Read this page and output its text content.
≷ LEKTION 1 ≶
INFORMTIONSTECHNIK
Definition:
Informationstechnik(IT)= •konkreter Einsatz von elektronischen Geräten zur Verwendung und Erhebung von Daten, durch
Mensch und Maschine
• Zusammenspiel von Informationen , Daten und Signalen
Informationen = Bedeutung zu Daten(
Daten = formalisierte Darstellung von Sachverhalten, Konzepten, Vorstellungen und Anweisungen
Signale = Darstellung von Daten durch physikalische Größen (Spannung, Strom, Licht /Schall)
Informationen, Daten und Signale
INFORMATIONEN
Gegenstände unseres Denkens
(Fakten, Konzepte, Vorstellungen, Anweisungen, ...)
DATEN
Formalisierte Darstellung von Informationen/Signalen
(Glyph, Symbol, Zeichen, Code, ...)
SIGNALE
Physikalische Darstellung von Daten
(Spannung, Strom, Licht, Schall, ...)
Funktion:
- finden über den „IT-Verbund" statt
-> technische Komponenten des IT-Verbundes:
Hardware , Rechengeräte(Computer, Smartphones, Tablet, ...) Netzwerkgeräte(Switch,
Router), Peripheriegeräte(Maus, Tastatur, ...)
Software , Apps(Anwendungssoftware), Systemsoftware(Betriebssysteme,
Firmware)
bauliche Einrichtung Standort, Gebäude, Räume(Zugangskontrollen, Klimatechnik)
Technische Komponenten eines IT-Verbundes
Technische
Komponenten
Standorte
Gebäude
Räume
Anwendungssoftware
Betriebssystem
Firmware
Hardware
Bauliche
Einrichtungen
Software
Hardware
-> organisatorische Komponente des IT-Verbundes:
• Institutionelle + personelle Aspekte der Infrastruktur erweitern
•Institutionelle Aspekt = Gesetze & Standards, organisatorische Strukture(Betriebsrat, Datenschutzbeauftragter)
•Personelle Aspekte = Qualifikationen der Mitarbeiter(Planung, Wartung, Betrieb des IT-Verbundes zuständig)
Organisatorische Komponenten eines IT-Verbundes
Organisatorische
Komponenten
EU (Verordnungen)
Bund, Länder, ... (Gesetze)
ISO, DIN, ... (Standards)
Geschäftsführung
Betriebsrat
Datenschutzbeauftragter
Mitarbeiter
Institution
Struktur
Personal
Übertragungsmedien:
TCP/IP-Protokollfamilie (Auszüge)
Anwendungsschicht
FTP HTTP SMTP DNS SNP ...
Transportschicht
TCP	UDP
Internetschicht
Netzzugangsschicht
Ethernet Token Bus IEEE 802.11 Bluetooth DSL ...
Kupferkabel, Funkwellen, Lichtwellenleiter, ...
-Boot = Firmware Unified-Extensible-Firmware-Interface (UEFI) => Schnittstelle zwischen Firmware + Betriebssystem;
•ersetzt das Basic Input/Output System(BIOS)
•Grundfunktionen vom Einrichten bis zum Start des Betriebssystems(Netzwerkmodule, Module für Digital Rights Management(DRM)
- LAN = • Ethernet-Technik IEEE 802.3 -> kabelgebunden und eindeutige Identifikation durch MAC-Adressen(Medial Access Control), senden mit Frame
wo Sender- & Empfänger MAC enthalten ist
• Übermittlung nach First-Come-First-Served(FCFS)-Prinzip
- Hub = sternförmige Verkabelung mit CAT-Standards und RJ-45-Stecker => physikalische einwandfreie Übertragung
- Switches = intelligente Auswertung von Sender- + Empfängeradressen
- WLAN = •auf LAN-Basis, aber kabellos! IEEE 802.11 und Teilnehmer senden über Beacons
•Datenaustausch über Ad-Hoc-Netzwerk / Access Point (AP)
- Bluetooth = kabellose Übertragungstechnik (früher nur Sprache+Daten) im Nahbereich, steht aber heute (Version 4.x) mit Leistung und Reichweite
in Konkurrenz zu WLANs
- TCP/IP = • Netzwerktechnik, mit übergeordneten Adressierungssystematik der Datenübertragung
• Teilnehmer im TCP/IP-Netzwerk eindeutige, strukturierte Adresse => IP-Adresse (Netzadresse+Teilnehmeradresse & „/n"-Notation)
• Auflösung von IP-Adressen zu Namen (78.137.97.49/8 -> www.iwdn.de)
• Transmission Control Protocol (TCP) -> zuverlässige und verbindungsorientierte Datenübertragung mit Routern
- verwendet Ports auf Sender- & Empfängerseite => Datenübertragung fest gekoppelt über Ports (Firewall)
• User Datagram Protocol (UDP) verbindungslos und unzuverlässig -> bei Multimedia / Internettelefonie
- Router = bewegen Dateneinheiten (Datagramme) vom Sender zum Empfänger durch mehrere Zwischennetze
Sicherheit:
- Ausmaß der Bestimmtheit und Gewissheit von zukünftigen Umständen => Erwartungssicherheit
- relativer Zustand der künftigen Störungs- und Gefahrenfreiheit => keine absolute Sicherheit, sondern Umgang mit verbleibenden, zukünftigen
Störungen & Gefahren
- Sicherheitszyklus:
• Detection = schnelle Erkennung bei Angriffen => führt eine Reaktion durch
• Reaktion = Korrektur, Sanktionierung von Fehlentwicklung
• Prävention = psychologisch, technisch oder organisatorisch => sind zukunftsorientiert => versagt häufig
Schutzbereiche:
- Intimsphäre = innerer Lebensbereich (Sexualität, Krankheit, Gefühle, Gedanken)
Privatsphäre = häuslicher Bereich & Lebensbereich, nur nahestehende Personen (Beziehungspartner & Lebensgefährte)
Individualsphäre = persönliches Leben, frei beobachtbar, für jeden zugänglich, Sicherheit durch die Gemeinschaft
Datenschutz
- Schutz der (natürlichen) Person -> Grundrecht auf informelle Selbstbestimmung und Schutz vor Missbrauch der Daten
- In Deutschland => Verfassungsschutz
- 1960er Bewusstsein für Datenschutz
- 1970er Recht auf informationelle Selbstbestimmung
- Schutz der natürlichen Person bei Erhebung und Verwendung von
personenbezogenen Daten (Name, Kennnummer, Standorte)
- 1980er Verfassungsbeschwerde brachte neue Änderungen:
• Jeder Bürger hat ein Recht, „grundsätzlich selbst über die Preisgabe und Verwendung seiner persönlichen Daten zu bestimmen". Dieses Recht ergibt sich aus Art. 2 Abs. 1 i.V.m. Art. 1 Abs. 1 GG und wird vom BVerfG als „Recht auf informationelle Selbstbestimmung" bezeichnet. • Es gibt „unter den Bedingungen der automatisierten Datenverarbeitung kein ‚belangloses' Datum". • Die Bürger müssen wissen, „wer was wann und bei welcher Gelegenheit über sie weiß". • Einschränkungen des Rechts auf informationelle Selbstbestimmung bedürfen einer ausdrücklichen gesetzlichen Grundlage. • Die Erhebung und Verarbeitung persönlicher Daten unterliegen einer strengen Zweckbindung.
# # # #
▶ [Challenge]:
The data above must be returned in full, exactly as written.

▶ [Written solution]:
Read this page and output its text content.
≷ LEKTION 1 ≶
INFORMTIONSTECHNIK
Definition:
Informationstechnik(IT)= •konkreter Einsatz von elektronischen Geräten zur Verwendung und Erhebung von Daten, durch
Mensch und Maschine
• Zusammenspiel von Informationen , Daten und Signalen
Informationen = Bedeutung zu Daten(
Daten = formalisierte Darstellung von Sachverhalten, Konzepten, Vorstellungen und Anweisungen
Signale = Darstellung von Daten durch physikalische Größen (Spannung, Strom, Licht /Schall)
Informationen, Daten und Signale
INFORMATIONEN
Gegenstände unseres Denkens
(Fakten, Konzepte, Vorstellungen, Anweisungen, ...)
DATEN
Formalisierte Darstellung von Informationen/Signalen
(Glyph, Symbol, Zeichen, Code, ...)
SIGNALE
Physikalische Darstellung von Daten
(Spannung, Strom, Licht, Schall, ...)
Funktion:
- finden über den „IT-Verbund" statt
-> technische Komponenten des IT-Verbundes:
Hardware , Rechengeräte(Computer, Smartphones, Tablet, ...) Netzwerkgeräte(Switch,
Router), Peripheriegeräte(Maus, Tastatur, ...)
Software , Apps(Anwendungssoftware), Systemsoftware(Betriebssysteme,
Firmware)
bauliche Einrichtung Standort, Gebäude, Räume(Zugangskontrollen, Klimatechnik)
Technische Komponenten eines IT-Verbundes
Technische
Komponenten
Standorte
Gebäude
Räume
Anwendungssoftware
Betriebssystem
Firmware
Hardware
Bauliche
Einrichtungen
Software
Hardware
-> organisatorische Komponente des IT-Verbundes:
• Institutionelle + personelle Aspekte der Infrastruktur erweitern
•Institutionelle Aspekt = Gesetze & Standards, organisatorische Strukture(Betriebsrat, Datenschutzbeauftragter)
•Personelle Aspekte = Qualifikationen der Mitarbeiter(Planung, Wartung, Betrieb des IT-Verbundes zuständig)
Organisatorische Komponenten eines IT-Verbundes
Organisatorische
Komponenten
EU (Verordnungen)
Bund, Länder, ... (Gesetze)
ISO, DIN, ... (Standards)
Geschäftsführung
Betriebsrat
Datenschutzbeauftragter
Mitarbeiter
Institution
Struktur
Personal
Übertragungsmedien:
TCP/IP-Protokollfamilie (Auszüge)
Anwendungsschicht
FTP HTTP SMTP DNS SNP ...
Transportschicht
TCP	UDP
Internetschicht
Netzzugangsschicht
Ethernet Token Bus IEEE 802.11 Bluetooth DSL ...
Kupferkabel, Funkwellen, Lichtwellenleiter, ...
-Boot = Firmware Unified-Extensible-Firmware-Interface (UEFI) => Schnittstelle zwischen Firmware + Betriebssystem;
•ersetzt das Basic Input/Output System(BIOS)
•Grundfunktionen vom Einrichten bis zum Start des Betriebssystems(Netzwerkmodule, Module für Digital Rights Management(DRM)
- LAN = • Ethernet-Technik IEEE 802.3 -> kabelgebunden und eindeutige Identifikation durch MAC-Adressen(Medial Access Control), senden mit Frame
wo Sender- & Empfänger MAC enthalten ist
• Übermittlung nach First-Come-First-Served(FCFS)-Prinzip
- Hub = sternförmige Verkabelung mit CAT-Standards und RJ-45-Stecker => physikalische einwandfreie Übertragung
- Switches = intelligente Auswertung von Sender- + Empfängeradressen
- WLAN = •auf LAN-Basis, aber kabellos! IEEE 802.11 und Teilnehmer senden über Beacons
•Datenaustausch über Ad-Hoc-Netzwerk / Access Point (AP)
- Bluetooth = kabellose Übertragungstechnik (früher nur Sprache+Daten) im Nahbereich, steht aber heute (Version 4.x) mit Leistung und Reichweite
in Konkurrenz zu WLANs
- TCP/IP = • Netzwerktechnik, mit übergeordneten Adressierungssystematik der Datenübertragung
• Teilnehmer im TCP/IP-Netzwerk eindeutige, strukturierte Adresse => IP-Adresse (Netzadresse+Teilnehmeradresse & „/n"-Notation)
• Auflösung von IP-Adressen zu Namen (78.137.97.49/8 -> www.iwdn.de)
• Transmission Control Protocol (TCP) -> zuverlässige und verbindungsorientierte Datenübertragung mit Routern
- verwendet Ports auf Sender- & Empfängerseite => Datenübertragung fest gekoppelt über Ports (Firewall)
• User Datagram Protocol (UDP) verbindungslos und unzuverlässig -> bei Multimedia / Internettelefonie
- Router = bewegen Dateneinheiten (Datagramme) vom Sender zum Empfänger durch mehrere Zwischennetze
Sicherheit:
- Ausmaß der Bestimmtheit und Gewissheit von zukünftigen Umständen => Erwartungssicherheit
- relativer Zustand der künftigen Störungs- und Gefahrenfreiheit => keine absolute Sicherheit, sondern Umgang mit verbleibenden, zukünftigen
Störungen & Gefahren
- Sicherheitszyklus:
• Detection = schnelle Erkennung bei Angriffen => führt eine Reaktion durch
• Reaktion = Korrektur, Sanktionierung von Fehlentwicklung
• Prävention = psychologisch, technisch oder organisatorisch => sind zukunftsorientiert => versagt häufig
Schutzbereiche:
- Intimsphäre = innerer Lebensbereich (Sexualität, Krankheit, Gefühle, Gedanken)
Privatsphäre = häuslicher Bereich & Lebensbereich, nur nahestehende Personen (Beziehungspartner & Lebensgefährte)
Individualsphäre = persönliches Leben, frei beobachtbar, für jeden zugänglich, Sicherheit durch die Gemeinschaft
Datenschutz
- Schutz der (natürlichen) Person -> Grundrecht auf informelle Selbstbestimmung und Schutz vor Missbrauch der Daten
- In Deutschland => Verfassungsschutz
- 1960er Bewusstsein für Datenschutz
- 1970er Recht auf informationelle Selbstbestimmung
- Schutz der natürlichen Person bei Erhebung und Verwendung von
personenbezogenen Daten (Name, Kennnummer, Standorte)
- 1980er Verfassungsbeschwerde brachte neue Änderungen:
• Jeder Bürger hat ein Recht, „grundsätzlich selbst über die Preisgabe und Verwendung seiner persönlichen Daten zu bestimmen". Dieses Recht ergibt sich aus Art. 2 Abs. 1 i.V.m. Art. 1 Abs. 1 GG und wird vom BVerfG als „Recht auf informationelle Selbstbestimmung" bezeichnet. • Es gibt „unter den Bedingungen der automatisierten Datenverarbeitung kein ‚belangloses' Datum". • Die Bürger müssen wissen, „wer was wann und bei welcher Gelegenheit über sie weiß". • Einschränkungen des Rechts auf informationelle Selbstbestimmung bedürfen einer ausdrücklichen gesetzlichen Grundlage. • Die Erhebung und Verarbeitung persönlicher Daten unterliegen einer strengen Zweckbindung.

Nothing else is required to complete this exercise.